[Information given]:
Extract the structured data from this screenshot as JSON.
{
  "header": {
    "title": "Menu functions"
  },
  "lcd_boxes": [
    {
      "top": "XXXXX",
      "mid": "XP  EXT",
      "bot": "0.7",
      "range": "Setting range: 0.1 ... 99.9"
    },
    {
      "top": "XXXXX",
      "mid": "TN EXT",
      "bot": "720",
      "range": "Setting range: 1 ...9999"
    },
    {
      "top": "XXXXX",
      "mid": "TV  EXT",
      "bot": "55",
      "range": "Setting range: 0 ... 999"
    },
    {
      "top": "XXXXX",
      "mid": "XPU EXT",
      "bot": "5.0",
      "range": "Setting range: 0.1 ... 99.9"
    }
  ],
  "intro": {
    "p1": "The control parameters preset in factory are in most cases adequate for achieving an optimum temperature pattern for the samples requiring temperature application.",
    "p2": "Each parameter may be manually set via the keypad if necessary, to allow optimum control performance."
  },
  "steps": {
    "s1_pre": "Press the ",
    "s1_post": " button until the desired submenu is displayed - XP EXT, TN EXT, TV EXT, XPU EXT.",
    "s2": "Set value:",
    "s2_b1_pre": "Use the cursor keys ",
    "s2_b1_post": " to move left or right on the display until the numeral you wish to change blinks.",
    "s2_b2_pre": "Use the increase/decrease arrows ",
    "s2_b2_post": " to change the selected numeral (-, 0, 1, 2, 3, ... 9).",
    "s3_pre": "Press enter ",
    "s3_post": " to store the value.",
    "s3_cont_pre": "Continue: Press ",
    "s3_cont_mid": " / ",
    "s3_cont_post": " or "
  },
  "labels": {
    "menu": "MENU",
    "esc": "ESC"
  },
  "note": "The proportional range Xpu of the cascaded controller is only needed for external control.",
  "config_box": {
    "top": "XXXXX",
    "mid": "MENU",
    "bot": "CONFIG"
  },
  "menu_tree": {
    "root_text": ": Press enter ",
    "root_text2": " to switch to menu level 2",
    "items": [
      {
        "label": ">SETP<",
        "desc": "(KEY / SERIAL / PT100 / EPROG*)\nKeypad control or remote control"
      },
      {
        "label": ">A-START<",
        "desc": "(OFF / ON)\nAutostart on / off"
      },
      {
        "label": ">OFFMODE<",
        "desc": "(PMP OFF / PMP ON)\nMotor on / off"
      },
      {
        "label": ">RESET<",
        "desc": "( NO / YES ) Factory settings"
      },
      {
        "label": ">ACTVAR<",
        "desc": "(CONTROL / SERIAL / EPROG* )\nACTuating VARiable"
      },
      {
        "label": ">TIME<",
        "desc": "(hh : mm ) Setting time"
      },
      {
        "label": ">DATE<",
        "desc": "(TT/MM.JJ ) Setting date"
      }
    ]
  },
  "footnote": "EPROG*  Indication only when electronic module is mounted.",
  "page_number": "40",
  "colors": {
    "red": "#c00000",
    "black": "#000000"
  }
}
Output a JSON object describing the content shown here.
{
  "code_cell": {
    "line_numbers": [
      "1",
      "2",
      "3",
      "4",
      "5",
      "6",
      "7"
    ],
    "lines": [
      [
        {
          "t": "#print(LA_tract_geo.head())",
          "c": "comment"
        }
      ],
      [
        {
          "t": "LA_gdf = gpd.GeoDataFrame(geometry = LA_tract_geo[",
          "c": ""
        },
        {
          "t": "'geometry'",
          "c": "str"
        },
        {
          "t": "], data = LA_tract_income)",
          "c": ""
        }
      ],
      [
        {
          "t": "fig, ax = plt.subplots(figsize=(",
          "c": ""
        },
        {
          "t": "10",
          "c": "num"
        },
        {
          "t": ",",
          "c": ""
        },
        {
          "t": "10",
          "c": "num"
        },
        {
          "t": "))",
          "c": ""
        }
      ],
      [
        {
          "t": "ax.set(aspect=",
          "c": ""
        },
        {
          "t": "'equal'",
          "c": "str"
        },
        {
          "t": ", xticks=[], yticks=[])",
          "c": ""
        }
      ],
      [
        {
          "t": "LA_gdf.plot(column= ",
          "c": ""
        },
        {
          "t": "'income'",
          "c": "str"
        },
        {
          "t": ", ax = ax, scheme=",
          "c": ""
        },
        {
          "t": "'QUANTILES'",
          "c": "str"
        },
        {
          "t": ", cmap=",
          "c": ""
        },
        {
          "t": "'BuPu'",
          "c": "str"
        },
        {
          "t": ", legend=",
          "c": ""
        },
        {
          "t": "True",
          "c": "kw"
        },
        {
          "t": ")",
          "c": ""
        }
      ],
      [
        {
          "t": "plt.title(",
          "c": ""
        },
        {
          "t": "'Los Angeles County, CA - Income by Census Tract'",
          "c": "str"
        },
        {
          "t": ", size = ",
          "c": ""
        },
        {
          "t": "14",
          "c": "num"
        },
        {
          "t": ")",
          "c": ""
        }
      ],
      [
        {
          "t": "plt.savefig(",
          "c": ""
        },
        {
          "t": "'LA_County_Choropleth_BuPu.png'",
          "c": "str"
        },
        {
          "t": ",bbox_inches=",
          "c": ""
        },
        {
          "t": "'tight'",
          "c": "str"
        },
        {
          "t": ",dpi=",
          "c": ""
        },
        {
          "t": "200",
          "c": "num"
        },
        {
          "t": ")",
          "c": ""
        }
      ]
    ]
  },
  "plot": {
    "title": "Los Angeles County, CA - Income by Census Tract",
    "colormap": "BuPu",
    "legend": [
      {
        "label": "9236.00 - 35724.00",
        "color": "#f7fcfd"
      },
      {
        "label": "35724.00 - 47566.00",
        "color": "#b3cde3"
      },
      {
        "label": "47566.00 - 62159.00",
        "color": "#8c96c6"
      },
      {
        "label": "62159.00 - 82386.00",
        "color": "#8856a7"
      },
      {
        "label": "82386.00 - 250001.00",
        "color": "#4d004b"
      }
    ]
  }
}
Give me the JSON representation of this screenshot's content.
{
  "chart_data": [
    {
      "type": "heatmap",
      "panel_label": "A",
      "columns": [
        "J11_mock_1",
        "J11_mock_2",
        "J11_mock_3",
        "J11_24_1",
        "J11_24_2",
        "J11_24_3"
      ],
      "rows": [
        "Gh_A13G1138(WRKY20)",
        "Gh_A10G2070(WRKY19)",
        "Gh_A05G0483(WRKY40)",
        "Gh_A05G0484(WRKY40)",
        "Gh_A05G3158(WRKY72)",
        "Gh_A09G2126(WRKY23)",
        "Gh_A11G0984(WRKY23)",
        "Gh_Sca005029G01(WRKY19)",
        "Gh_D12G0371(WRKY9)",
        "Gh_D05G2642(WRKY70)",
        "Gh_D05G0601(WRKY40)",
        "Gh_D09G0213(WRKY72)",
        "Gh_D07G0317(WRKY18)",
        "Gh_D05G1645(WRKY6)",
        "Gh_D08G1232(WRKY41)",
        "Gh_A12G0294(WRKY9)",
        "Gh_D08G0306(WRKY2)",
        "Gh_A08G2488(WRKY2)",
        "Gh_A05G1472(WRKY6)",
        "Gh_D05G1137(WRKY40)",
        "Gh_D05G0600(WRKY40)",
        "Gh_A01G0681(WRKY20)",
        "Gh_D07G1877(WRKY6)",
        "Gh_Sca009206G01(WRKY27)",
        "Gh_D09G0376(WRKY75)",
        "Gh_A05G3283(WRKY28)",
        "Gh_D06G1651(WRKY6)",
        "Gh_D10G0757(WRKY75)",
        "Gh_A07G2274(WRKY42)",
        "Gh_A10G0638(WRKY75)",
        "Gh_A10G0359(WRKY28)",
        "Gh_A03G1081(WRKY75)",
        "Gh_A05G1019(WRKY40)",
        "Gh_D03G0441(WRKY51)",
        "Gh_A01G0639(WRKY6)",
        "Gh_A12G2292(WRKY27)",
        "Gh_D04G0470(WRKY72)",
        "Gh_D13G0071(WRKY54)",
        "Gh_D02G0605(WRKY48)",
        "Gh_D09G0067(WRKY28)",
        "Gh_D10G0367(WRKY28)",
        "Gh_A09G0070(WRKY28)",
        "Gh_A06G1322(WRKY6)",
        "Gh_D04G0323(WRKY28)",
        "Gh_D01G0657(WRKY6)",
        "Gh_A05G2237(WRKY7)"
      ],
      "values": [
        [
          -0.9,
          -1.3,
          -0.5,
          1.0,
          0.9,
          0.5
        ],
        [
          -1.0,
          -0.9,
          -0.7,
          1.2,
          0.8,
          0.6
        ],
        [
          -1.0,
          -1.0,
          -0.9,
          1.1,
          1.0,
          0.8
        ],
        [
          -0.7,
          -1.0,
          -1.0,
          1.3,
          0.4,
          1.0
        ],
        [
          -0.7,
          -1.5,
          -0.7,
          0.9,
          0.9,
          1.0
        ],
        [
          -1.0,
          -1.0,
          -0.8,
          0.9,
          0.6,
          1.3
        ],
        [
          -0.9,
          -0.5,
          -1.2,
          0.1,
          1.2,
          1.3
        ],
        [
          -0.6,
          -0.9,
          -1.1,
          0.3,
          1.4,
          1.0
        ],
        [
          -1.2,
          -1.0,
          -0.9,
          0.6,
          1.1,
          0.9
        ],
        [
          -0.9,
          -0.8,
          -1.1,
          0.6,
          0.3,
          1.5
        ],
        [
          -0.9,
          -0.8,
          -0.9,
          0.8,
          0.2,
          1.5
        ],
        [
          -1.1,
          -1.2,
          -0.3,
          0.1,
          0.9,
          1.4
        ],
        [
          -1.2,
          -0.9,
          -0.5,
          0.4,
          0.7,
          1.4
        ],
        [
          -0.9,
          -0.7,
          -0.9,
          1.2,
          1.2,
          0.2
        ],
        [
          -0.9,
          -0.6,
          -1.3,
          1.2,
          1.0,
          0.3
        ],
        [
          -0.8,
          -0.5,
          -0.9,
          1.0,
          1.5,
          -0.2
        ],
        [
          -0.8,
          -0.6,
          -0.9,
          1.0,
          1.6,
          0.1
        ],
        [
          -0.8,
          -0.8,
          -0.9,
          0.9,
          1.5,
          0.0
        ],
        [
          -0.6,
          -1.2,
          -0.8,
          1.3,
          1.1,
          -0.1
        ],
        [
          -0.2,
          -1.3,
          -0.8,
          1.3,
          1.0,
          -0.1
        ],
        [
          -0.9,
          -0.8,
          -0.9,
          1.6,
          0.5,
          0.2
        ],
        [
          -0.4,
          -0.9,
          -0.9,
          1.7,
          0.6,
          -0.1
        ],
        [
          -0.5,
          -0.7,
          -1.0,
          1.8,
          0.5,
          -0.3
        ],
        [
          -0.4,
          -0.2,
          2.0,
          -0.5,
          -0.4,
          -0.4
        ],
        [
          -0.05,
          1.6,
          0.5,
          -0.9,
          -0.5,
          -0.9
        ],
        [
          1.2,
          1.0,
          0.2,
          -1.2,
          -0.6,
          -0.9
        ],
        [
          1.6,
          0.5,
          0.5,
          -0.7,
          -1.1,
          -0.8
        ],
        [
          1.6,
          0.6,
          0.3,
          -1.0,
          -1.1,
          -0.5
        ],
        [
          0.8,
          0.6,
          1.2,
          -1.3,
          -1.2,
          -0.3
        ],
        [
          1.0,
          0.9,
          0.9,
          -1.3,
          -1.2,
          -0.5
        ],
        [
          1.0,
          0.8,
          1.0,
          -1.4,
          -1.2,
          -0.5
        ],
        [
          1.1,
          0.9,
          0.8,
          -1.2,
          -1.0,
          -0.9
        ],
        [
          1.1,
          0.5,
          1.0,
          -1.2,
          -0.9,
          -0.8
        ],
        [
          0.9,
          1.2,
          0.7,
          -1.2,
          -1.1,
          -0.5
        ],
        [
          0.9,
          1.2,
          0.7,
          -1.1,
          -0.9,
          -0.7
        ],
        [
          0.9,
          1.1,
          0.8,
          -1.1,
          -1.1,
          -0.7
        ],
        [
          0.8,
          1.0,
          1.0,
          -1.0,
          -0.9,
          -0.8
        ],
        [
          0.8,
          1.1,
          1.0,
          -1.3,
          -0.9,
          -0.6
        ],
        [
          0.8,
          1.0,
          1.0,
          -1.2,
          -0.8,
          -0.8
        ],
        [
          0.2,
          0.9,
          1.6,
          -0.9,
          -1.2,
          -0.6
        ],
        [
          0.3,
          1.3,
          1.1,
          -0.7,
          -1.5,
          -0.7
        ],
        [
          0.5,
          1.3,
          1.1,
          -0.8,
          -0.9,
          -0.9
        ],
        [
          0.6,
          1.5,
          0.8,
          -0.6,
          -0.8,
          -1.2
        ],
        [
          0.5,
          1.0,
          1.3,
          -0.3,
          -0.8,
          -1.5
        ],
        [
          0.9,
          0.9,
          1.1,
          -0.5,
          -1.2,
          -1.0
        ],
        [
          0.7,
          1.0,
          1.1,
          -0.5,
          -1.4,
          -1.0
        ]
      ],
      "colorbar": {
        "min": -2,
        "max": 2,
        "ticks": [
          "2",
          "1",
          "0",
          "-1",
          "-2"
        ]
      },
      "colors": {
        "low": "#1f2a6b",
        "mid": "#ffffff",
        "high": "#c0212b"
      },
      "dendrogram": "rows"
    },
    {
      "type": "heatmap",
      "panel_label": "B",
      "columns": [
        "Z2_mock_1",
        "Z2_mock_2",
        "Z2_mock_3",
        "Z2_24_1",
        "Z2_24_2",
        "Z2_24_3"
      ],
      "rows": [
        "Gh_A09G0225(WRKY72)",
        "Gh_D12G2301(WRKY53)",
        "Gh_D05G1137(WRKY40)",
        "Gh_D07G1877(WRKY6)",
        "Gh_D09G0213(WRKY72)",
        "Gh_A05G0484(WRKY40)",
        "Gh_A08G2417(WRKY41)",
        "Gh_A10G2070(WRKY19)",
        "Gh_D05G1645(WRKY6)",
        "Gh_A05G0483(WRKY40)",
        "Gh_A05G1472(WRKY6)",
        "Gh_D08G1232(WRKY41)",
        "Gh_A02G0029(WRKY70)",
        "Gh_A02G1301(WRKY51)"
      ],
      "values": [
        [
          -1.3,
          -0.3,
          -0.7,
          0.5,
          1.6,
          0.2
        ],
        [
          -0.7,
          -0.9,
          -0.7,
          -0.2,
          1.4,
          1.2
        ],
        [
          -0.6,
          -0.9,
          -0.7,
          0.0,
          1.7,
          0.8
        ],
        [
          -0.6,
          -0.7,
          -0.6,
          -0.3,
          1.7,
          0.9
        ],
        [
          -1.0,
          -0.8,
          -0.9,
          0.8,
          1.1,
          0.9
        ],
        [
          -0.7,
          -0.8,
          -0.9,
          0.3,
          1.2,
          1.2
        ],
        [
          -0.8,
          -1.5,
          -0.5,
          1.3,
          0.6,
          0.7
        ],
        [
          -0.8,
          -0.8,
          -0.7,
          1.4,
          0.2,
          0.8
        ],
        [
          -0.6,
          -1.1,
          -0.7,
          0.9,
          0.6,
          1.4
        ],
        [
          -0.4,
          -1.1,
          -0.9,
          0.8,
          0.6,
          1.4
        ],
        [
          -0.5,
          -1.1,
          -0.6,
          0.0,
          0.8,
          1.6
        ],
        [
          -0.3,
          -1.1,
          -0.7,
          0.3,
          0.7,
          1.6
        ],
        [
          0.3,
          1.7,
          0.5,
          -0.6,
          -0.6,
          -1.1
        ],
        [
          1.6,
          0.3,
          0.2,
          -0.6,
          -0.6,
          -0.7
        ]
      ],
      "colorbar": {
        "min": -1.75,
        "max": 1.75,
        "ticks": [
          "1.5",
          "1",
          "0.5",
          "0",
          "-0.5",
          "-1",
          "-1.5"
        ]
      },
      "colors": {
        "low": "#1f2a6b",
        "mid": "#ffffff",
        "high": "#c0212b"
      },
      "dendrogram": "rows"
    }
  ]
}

[Task to complete]: Within the listing above, find every line containing the string "range" and return it.

[Task answer]:
      "range": "Setting range: 0.1 ... 99.9"
      "range": "Setting range: 1 ...9999"
      "range": "Setting range: 0 ... 999"
      "range": "Setting range: 0.1 ... 99.9"
  "note": "The proportional range Xpu of the cascaded controller is only needed for external control.",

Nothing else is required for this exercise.